──────── DATA LINES ────────

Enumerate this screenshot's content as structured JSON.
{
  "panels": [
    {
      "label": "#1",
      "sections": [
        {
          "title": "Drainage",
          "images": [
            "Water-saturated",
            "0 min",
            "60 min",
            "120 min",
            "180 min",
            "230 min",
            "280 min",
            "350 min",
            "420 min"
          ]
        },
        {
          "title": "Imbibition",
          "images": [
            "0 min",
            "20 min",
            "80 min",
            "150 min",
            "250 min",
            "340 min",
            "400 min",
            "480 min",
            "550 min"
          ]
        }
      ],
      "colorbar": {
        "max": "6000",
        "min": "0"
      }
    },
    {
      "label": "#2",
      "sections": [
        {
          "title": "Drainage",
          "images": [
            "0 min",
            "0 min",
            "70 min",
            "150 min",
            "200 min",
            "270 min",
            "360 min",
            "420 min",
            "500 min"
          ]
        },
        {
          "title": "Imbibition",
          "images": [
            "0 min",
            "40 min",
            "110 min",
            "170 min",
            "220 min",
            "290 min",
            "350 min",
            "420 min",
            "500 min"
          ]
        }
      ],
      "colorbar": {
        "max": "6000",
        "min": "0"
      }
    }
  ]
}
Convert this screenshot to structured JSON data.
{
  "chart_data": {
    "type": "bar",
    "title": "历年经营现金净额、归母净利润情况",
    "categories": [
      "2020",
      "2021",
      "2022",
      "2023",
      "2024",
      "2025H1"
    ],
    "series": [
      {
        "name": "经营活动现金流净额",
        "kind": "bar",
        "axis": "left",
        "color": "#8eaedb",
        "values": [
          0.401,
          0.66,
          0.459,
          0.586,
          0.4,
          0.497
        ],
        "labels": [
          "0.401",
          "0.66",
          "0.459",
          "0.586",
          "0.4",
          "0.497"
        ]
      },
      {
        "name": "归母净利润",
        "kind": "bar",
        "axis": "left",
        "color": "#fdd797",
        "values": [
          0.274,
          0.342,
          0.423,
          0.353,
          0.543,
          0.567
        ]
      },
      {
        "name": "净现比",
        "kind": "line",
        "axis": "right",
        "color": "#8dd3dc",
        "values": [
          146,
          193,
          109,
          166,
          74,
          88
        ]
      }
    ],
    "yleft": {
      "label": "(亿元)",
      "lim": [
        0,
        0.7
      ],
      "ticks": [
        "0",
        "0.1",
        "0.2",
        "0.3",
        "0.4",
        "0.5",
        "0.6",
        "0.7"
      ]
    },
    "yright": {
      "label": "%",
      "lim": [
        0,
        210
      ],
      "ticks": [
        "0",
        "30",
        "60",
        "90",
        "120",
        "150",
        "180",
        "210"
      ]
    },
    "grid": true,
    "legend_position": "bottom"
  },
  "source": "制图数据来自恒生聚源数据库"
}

────────

## DIRECTION
Give back each line above precisely as it stands.

## ANSWER TO THIS EXERCISE
Enumerate this screenshot's content as structured JSON.
{
  "panels": [
    {
      "label": "#1",
      "sections": [
        {
          "title": "Drainage",
          "images": [
            "Water-saturated",
            "0 min",
            "60 min",
            "120 min",
            "180 min",
            "230 min",
            "280 min",
            "350 min",
            "420 min"
          ]
        },
        {
          "title": "Imbibition",
          "images": [
            "0 min",
            "20 min",
            "80 min",
            "150 min",
            "250 min",
            "340 min",
            "400 min",
            "480 min",
            "550 min"
          ]
        }
      ],
      "colorbar": {
        "max": "6000",
        "min": "0"
      }
    },
    {
      "label": "#2",
      "sections": [
        {
          "title": "Drainage",
          "images": [
            "0 min",
            "0 min",
            "70 min",
            "150 min",
            "200 min",
            "270 min",
            "360 min",
            "420 min",
            "500 min"
          ]
        },
        {
          "title": "Imbibition",
          "images": [
            "0 min",
            "40 min",
            "110 min",
            "170 min",
            "220 min",
            "290 min",
            "350 min",
            "420 min",
            "500 min"
          ]
        }
      ],
      "colorbar": {
        "max": "6000",
        "min": "0"
      }
    }
  ]
}
Convert this screenshot to structured JSON data.
{
  "chart_data": {
    "type": "bar",
    "title": "历年经营现金净额、归母净利润情况",
    "categories": [
      "2020",
      "2021",
      "2022",
      "2023",
      "2024",
      "2025H1"
    ],
    "series": [
      {
        "name": "经营活动现金流净额",
        "kind": "bar",
        "axis": "left",
        "color": "#8eaedb",
        "values": [
          0.401,
          0.66,
          0.459,
          0.586,
          0.4,
          0.497
        ],
        "labels": [
          "0.401",
          "0.66",
          "0.459",
          "0.586",
          "0.4",
          "0.497"
        ]
      },
      {
        "name": "归母净利润",
        "kind": "bar",
        "axis": "left",
        "color": "#fdd797",
        "values": [
          0.274,
          0.342,
          0.423,
          0.353,
          0.543,
          0.567
        ]
      },
      {
        "name": "净现比",
        "kind": "line",
        "axis": "right",
        "color": "#8dd3dc",
        "values": [
          146,
          193,
          109,
          166,
          74,
          88
        ]
      }
    ],
    "yleft": {
      "label": "(亿元)",
      "lim": [
        0,
        0.7
      ],
      "ticks": [
        "0",
        "0.1",
        "0.2",
        "0.3",
        "0.4",
        "0.5",
        "0.6",
        "0.7"
      ]
    },
    "yright": {
      "label": "%",
      "lim": [
        0,
        210
      ],
      "ticks": [
        "0",
        "30",
        "60",
        "90",
        "120",
        "150",
        "180",
        "210"
      ]
    },
    "grid": true,
    "legend_position": "bottom"
  },
  "source": "制图数据来自恒生聚源数据库"
}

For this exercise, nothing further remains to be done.